**Set task**
Show every line containing "series" by copying it.

[Stored records]
--

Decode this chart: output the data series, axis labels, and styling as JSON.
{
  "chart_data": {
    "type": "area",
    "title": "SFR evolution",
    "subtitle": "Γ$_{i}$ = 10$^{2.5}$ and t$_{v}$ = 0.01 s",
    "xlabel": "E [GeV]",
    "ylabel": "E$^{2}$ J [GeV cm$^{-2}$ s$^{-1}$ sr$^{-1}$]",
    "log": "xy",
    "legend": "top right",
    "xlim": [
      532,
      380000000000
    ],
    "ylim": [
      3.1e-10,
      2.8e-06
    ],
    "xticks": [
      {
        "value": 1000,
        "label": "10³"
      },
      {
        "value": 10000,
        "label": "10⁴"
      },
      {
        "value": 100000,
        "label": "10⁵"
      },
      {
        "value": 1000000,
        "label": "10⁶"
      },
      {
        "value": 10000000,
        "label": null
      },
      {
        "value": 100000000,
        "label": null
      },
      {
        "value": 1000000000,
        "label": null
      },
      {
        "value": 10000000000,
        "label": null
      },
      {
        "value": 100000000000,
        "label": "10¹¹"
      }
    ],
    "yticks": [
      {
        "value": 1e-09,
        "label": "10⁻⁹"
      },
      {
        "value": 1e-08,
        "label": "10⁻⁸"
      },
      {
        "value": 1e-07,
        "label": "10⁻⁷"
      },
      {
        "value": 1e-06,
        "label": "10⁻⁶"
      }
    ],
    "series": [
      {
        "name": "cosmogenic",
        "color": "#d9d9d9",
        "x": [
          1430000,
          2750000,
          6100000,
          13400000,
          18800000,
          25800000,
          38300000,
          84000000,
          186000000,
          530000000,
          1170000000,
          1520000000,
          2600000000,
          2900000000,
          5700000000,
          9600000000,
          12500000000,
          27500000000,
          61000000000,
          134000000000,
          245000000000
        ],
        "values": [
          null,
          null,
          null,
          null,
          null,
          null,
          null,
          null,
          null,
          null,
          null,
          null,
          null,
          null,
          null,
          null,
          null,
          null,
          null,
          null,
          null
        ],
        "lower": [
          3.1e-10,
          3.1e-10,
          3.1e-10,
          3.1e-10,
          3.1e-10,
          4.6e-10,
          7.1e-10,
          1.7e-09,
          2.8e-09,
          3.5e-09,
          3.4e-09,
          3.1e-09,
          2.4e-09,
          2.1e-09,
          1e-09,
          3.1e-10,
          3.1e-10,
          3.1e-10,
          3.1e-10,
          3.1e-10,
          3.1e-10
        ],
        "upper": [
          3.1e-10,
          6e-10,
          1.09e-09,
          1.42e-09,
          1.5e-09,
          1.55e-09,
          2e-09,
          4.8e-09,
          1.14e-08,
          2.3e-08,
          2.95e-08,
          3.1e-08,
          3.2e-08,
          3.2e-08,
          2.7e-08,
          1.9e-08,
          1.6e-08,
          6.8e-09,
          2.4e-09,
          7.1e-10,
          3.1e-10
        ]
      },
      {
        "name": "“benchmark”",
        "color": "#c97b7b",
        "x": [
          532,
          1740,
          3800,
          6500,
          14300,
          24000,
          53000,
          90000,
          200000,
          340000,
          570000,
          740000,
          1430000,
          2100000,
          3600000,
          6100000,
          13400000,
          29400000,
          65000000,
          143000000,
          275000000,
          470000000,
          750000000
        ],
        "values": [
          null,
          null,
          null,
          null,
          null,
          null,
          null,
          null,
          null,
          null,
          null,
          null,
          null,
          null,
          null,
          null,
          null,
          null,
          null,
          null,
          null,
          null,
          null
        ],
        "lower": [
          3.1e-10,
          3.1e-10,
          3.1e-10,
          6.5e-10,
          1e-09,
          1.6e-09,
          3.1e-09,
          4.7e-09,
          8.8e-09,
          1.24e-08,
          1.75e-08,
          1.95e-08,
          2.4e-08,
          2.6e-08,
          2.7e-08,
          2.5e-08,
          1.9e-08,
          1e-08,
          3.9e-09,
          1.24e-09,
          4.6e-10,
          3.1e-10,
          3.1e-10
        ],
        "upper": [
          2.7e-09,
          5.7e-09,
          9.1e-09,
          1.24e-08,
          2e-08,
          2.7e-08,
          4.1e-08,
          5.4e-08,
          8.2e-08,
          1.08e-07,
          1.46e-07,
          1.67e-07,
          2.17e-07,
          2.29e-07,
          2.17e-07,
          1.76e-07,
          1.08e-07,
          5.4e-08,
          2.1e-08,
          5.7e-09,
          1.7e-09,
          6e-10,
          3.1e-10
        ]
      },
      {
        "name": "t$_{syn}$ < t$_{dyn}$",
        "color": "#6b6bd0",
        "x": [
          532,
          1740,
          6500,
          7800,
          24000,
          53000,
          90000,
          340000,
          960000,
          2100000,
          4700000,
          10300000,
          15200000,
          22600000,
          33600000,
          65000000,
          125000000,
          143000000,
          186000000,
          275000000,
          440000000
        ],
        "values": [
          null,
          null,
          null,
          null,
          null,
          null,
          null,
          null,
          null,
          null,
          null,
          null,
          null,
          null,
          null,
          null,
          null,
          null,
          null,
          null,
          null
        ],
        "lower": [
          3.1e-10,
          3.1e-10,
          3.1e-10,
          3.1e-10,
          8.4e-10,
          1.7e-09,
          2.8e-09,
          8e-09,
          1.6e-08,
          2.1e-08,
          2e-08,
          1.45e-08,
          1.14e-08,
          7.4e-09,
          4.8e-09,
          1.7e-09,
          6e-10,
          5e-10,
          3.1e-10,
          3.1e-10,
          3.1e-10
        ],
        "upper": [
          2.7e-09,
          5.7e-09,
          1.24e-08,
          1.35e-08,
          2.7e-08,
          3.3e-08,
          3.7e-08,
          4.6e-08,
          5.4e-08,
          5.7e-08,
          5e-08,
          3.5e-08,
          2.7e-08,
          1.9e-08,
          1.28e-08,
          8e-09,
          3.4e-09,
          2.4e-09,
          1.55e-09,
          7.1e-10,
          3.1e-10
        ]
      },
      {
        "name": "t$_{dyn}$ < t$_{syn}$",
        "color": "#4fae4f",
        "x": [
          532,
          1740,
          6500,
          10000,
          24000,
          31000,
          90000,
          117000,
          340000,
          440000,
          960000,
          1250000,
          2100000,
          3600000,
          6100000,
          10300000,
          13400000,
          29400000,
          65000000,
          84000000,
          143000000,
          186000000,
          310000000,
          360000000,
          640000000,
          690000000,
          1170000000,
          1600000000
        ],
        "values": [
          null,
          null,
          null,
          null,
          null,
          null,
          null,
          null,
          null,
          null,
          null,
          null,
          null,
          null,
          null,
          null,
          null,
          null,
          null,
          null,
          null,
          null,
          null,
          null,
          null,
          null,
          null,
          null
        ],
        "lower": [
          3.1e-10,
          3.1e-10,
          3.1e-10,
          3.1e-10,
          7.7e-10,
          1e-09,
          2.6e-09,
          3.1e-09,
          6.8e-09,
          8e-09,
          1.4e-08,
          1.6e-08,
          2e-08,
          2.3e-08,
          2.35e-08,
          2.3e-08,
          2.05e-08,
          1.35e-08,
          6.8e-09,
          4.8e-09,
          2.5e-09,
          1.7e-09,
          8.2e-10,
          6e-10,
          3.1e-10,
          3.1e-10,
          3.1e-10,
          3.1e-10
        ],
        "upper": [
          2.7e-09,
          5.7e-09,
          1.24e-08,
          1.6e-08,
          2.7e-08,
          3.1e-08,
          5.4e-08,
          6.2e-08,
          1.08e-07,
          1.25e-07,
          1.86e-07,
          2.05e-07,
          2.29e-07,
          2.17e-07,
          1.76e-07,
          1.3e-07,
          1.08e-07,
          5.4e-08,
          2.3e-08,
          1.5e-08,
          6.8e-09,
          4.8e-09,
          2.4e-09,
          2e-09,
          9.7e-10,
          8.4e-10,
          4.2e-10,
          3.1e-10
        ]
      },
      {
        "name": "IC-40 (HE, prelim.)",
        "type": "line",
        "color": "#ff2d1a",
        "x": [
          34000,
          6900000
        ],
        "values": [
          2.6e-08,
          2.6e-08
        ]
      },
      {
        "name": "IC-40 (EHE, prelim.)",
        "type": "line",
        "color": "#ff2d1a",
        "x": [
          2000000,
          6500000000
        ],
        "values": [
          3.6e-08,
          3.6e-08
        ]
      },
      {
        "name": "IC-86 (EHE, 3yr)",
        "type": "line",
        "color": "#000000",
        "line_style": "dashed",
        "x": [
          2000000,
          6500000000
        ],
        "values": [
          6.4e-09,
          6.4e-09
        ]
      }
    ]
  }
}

--

**Finished exercise**
Decode this chart: output the data series, axis labels, and styling as JSON.
    "series": [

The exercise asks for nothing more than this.